レイアウト注釈データ —
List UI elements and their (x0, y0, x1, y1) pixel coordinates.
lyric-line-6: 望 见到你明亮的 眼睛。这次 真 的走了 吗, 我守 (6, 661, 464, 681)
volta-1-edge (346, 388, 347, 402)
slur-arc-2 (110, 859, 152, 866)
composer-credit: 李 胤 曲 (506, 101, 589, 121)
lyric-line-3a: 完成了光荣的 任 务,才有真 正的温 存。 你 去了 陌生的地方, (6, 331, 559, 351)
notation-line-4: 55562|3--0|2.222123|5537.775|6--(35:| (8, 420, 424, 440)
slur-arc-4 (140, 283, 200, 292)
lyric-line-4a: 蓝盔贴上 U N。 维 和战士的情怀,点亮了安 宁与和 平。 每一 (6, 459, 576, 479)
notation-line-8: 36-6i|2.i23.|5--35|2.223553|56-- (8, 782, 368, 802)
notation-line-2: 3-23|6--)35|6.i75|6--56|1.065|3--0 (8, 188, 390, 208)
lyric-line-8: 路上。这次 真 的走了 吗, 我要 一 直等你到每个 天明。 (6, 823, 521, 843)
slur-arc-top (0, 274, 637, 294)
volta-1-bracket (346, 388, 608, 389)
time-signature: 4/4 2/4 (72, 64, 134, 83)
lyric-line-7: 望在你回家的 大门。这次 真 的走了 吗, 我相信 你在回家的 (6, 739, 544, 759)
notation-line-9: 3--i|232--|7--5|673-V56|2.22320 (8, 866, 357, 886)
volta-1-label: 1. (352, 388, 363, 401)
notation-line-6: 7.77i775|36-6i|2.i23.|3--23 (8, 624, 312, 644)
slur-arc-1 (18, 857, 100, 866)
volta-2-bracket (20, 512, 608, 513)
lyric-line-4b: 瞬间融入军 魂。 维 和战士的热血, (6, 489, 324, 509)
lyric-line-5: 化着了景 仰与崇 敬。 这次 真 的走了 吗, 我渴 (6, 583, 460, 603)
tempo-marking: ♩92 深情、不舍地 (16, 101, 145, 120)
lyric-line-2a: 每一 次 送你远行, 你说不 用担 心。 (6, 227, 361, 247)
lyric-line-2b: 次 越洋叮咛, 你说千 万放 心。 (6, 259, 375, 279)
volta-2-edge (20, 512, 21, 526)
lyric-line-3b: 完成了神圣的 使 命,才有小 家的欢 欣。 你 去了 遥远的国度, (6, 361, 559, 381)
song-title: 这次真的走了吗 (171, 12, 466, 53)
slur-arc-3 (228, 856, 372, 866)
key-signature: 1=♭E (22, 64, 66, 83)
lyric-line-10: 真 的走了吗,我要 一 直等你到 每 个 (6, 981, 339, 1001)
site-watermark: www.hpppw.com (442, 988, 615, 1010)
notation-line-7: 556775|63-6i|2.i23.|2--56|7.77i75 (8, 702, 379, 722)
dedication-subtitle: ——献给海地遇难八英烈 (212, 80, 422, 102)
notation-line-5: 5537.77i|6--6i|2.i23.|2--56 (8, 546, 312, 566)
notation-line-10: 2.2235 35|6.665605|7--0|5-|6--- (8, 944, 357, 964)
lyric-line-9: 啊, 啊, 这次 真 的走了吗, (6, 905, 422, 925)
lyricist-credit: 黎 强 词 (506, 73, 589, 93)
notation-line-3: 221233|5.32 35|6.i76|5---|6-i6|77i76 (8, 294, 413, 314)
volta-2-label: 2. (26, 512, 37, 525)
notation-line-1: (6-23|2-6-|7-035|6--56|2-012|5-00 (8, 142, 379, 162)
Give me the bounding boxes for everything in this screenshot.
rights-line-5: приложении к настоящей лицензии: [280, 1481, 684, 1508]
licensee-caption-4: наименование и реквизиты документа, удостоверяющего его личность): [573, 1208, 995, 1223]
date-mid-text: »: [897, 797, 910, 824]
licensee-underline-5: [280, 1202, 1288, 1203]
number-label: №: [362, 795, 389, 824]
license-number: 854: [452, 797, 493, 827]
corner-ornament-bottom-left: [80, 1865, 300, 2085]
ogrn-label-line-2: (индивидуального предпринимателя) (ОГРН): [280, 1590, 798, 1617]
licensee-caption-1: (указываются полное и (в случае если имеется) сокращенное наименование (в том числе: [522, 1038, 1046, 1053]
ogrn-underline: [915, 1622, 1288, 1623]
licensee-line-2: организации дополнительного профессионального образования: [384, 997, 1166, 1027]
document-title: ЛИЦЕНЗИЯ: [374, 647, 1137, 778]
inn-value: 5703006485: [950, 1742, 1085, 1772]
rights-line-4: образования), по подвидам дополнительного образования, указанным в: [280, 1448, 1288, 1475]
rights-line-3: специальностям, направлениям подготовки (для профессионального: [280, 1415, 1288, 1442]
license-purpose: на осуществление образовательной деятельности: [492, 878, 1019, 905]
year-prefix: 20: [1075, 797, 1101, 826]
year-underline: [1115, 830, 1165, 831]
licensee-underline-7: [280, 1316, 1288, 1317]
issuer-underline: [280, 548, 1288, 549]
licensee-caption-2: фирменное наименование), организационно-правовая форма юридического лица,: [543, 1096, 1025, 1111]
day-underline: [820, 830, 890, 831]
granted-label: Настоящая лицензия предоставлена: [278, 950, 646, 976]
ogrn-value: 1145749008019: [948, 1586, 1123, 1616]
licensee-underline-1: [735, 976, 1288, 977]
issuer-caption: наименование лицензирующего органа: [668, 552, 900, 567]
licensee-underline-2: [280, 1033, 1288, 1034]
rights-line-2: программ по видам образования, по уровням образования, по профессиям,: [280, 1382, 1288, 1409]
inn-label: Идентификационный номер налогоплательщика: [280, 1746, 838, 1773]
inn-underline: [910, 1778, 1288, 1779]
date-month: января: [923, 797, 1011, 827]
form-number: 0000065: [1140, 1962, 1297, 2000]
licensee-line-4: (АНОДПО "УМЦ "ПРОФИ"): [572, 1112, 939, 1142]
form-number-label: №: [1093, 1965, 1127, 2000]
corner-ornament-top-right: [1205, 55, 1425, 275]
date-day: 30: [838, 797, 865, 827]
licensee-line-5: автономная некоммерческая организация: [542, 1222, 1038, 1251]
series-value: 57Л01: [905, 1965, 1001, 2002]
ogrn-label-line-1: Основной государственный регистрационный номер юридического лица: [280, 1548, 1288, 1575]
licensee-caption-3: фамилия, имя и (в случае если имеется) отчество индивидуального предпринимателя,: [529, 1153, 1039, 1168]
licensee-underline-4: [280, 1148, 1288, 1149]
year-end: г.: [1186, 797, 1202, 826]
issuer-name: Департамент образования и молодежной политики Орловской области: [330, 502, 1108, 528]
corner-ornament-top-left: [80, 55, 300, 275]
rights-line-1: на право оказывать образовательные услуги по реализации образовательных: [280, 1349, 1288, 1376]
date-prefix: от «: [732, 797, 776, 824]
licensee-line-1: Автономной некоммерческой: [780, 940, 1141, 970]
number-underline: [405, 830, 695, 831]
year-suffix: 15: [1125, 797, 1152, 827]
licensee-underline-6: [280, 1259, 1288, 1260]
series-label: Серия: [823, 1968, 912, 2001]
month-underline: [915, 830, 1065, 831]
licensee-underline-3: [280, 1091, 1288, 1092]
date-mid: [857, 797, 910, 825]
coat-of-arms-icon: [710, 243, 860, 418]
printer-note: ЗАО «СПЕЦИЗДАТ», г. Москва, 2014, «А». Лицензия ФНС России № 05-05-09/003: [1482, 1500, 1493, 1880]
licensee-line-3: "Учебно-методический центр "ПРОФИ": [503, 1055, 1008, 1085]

短い課題 — 上にあるすべての記録を、一行も省かずに一字一句そのまま書き写してください。

回答 —
List UI elements and their (x0, y0, x1, y1) pixel coordinates.
lyric-line-6: 望 见到你明亮的 眼睛。这次 真 的走了 吗, 我守 (6, 661, 464, 681)
volta-1-edge (346, 388, 347, 402)
slur-arc-2 (110, 859, 152, 866)
composer-credit: 李 胤 曲 (506, 101, 589, 121)
lyric-line-3a: 完成了光荣的 任 务,才有真 正的温 存。 你 去了 陌生的地方, (6, 331, 559, 351)
notation-line-4: 55562|3--0|2.222123|5537.775|6--(35:| (8, 420, 424, 440)
slur-arc-4 (140, 283, 200, 292)
lyric-line-4a: 蓝盔贴上 U N。 维 和战士的情怀,点亮了安 宁与和 平。 每一 (6, 459, 576, 479)
notation-line-8: 36-6i|2.i23.|5--35|2.223553|56-- (8, 782, 368, 802)
notation-line-2: 3-23|6--)35|6.i75|6--56|1.065|3--0 (8, 188, 390, 208)
lyric-line-8: 路上。这次 真 的走了 吗, 我要 一 直等你到每个 天明。 (6, 823, 521, 843)
slur-arc-top (0, 274, 637, 294)
volta-1-bracket (346, 388, 608, 389)
time-signature: 4/4 2/4 (72, 64, 134, 83)
lyric-line-7: 望在你回家的 大门。这次 真 的走了 吗, 我相信 你在回家的 (6, 739, 544, 759)
notation-line-9: 3--i|232--|7--5|673-V56|2.22320 (8, 866, 357, 886)
volta-1-label: 1. (352, 388, 363, 401)
notation-line-6: 7.77i775|36-6i|2.i23.|3--23 (8, 624, 312, 644)
slur-arc-1 (18, 857, 100, 866)
volta-2-bracket (20, 512, 608, 513)
lyric-line-4b: 瞬间融入军 魂。 维 和战士的热血, (6, 489, 324, 509)
lyric-line-5: 化着了景 仰与崇 敬。 这次 真 的走了 吗, 我渴 (6, 583, 460, 603)
tempo-marking: ♩92 深情、不舍地 (16, 101, 145, 120)
lyric-line-2a: 每一 次 送你远行, 你说不 用担 心。 (6, 227, 361, 247)
lyric-line-2b: 次 越洋叮咛, 你说千 万放 心。 (6, 259, 375, 279)
volta-2-edge (20, 512, 21, 526)
lyric-line-3b: 完成了神圣的 使 命,才有小 家的欢 欣。 你 去了 遥远的国度, (6, 361, 559, 381)
song-title: 这次真的走了吗 (171, 12, 466, 53)
slur-arc-3 (228, 856, 372, 866)
key-signature: 1=♭E (22, 64, 66, 83)
lyric-line-10: 真 的走了吗,我要 一 直等你到 每 个 (6, 981, 339, 1001)
site-watermark: www.hpppw.com (442, 988, 615, 1010)
notation-line-7: 556775|63-6i|2.i23.|2--56|7.77i75 (8, 702, 379, 722)
dedication-subtitle: ——献给海地遇难八英烈 (212, 80, 422, 102)
notation-line-5: 5537.77i|6--6i|2.i23.|2--56 (8, 546, 312, 566)
notation-line-10: 2.2235 35|6.665605|7--0|5-|6--- (8, 944, 357, 964)
lyric-line-9: 啊, 啊, 这次 真 的走了吗, (6, 905, 422, 925)
lyricist-credit: 黎 强 词 (506, 73, 589, 93)
notation-line-3: 221233|5.32 35|6.i76|5---|6-i6|77i76 (8, 294, 413, 314)
volta-2-label: 2. (26, 512, 37, 525)
notation-line-1: (6-23|2-6-|7-035|6--56|2-012|5-00 (8, 142, 379, 162)
Give me the bounding boxes for everything in this screenshot.
rights-line-5: приложении к настоящей лицензии: [280, 1481, 684, 1508]
licensee-caption-4: наименование и реквизиты документа, удостоверяющего его личность): [573, 1208, 995, 1223]
date-mid-text: »: [897, 797, 910, 824]
licensee-underline-5: [280, 1202, 1288, 1203]
number-label: №: [362, 795, 389, 824]
license-number: 854: [452, 797, 493, 827]
corner-ornament-bottom-left: [80, 1865, 300, 2085]
ogrn-label-line-2: (индивидуального предпринимателя) (ОГРН): [280, 1590, 798, 1617]
licensee-caption-1: (указываются полное и (в случае если имеется) сокращенное наименование (в том числе: [522, 1038, 1046, 1053]
ogrn-underline: [915, 1622, 1288, 1623]
licensee-line-2: организации дополнительного профессионального образования: [384, 997, 1166, 1027]
document-title: ЛИЦЕНЗИЯ: [374, 647, 1137, 778]
inn-value: 5703006485: [950, 1742, 1085, 1772]
rights-line-4: образования), по подвидам дополнительного образования, указанным в: [280, 1448, 1288, 1475]
rights-line-3: специальностям, направлениям подготовки (для профессионального: [280, 1415, 1288, 1442]
license-purpose: на осуществление образовательной деятельности: [492, 878, 1019, 905]
year-prefix: 20: [1075, 797, 1101, 826]
year-underline: [1115, 830, 1165, 831]
licensee-underline-7: [280, 1316, 1288, 1317]
issuer-underline: [280, 548, 1288, 549]
licensee-caption-2: фирменное наименование), организационно-правовая форма юридического лица,: [543, 1096, 1025, 1111]
day-underline: [820, 830, 890, 831]
granted-label: Настоящая лицензия предоставлена: [278, 950, 646, 976]
ogrn-value: 1145749008019: [948, 1586, 1123, 1616]
licensee-underline-1: [735, 976, 1288, 977]
issuer-caption: наименование лицензирующего органа: [668, 552, 900, 567]
licensee-underline-2: [280, 1033, 1288, 1034]
rights-line-2: программ по видам образования, по уровням образования, по профессиям,: [280, 1382, 1288, 1409]
inn-label: Идентификационный номер налогоплательщика: [280, 1746, 838, 1773]
inn-underline: [910, 1778, 1288, 1779]
date-month: января: [923, 797, 1011, 827]
form-number: 0000065: [1140, 1962, 1297, 2000]
licensee-line-4: (АНОДПО "УМЦ "ПРОФИ"): [572, 1112, 939, 1142]
form-number-label: №: [1093, 1965, 1127, 2000]
corner-ornament-top-right: [1205, 55, 1425, 275]
date-day: 30: [838, 797, 865, 827]
licensee-line-5: автономная некоммерческая организация: [542, 1222, 1038, 1251]
series-value: 57Л01: [905, 1965, 1001, 2002]
ogrn-label-line-1: Основной государственный регистрационный номер юридического лица: [280, 1548, 1288, 1575]
licensee-caption-3: фамилия, имя и (в случае если имеется) отчество индивидуального предпринимателя,: [529, 1153, 1039, 1168]
licensee-underline-4: [280, 1148, 1288, 1149]
year-end: г.: [1186, 797, 1202, 826]
issuer-name: Департамент образования и молодежной политики Орловской области: [330, 502, 1108, 528]
corner-ornament-top-left: [80, 55, 300, 275]
rights-line-1: на право оказывать образовательные услуги по реализации образовательных: [280, 1349, 1288, 1376]
date-prefix: от «: [732, 797, 776, 824]
licensee-line-1: Автономной некоммерческой: [780, 940, 1141, 970]
number-underline: [405, 830, 695, 831]
year-suffix: 15: [1125, 797, 1152, 827]
licensee-underline-6: [280, 1259, 1288, 1260]
series-label: Серия: [823, 1968, 912, 2001]
month-underline: [915, 830, 1065, 831]
licensee-underline-3: [280, 1091, 1288, 1092]
date-mid: [857, 797, 910, 825]
coat-of-arms-icon: [710, 243, 860, 418]
printer-note: ЗАО «СПЕЦИЗДАТ», г. Москва, 2014, «А». Лицензия ФНС России № 05-05-09/003: [1482, 1500, 1493, 1880]
licensee-line-3: "Учебно-методический центр "ПРОФИ": [503, 1055, 1008, 1085]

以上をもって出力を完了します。